__Text to read__.

>>

The battery mounting part 86 is arranged in a position through which the drive axis TX passes in a rear end part of the handle housing 40. In FIG. 2, for the sake of convenience of illustration, the battery BT is not shown. The battery mounting part 86 has a pair of rails and a terminal that can be electrically connected to a terminal of the battery BT. The pair of rails of the battery mounting part 86 are physically engaged with a pair of grooves of the battery BT, so that the battery BT is guided in a direction orthogonal to the drive axis TX and removably mounted to the battery mounting part 86.

In this specification, for the sake of convenience of explanation, the extending direction of the drive axis TX is defined as a front-rear direction of the die grinder 100. In the front-rear direction, a side on which the spindle 90 is disposed is defined as a front side of the die grinder 100, and the opposite side is defined as a rear side of the die grinder 100. A direction orthogonal to the front-rear direction and in which the battery BT is mounted on and removed from the battery mounting part 86 is defined as an up-down direction. A direction orthogonal to the front-rear direction and the up-down direction is defined as a left-right direction of the die grinder 100. Further, any direction orthogonal to the drive axis TX is defined as a radial direction of the die grinder 100, and in the radial direction, a direction away from the drive axis TX and a direction toward the drive axis TX are defined as a radially outward direction and a radially inward direction, respectively.

<<

__Information provided__.
>>

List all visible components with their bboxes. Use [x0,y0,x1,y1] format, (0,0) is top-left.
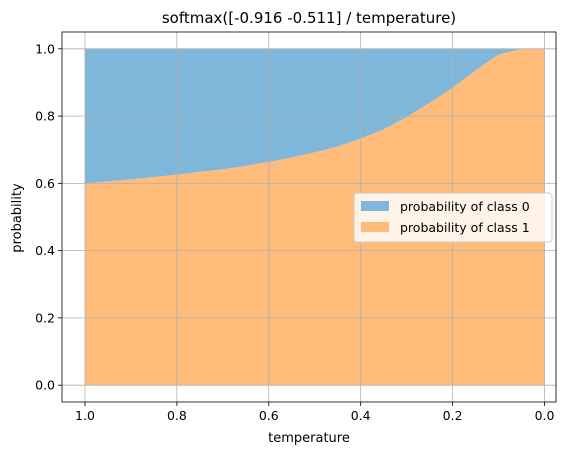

<<

__Task goal__. Can you rewrite the die grinder text from "The battery mounting part 86 is arranged" to "mounting part 86.", substituting "battery holder" for "battery mounting part"?

__Exercise response__.
The battery holder 86 is arranged in a position through which the drive axis TX passes in a rear end part of the handle housing 40. In FIG. 2, for the sake of convenience of illustration, the battery BT is not shown. The battery holder 86 has a pair of rails and a terminal that can be electrically connected to a terminal of the battery BT. The pair of rails of the battery holder 86 are physically engaged with a pair of grooves of the battery BT, so that the battery BT is guided in a direction orthogonal to the drive axis TX and removably mounted to the battery holder 86.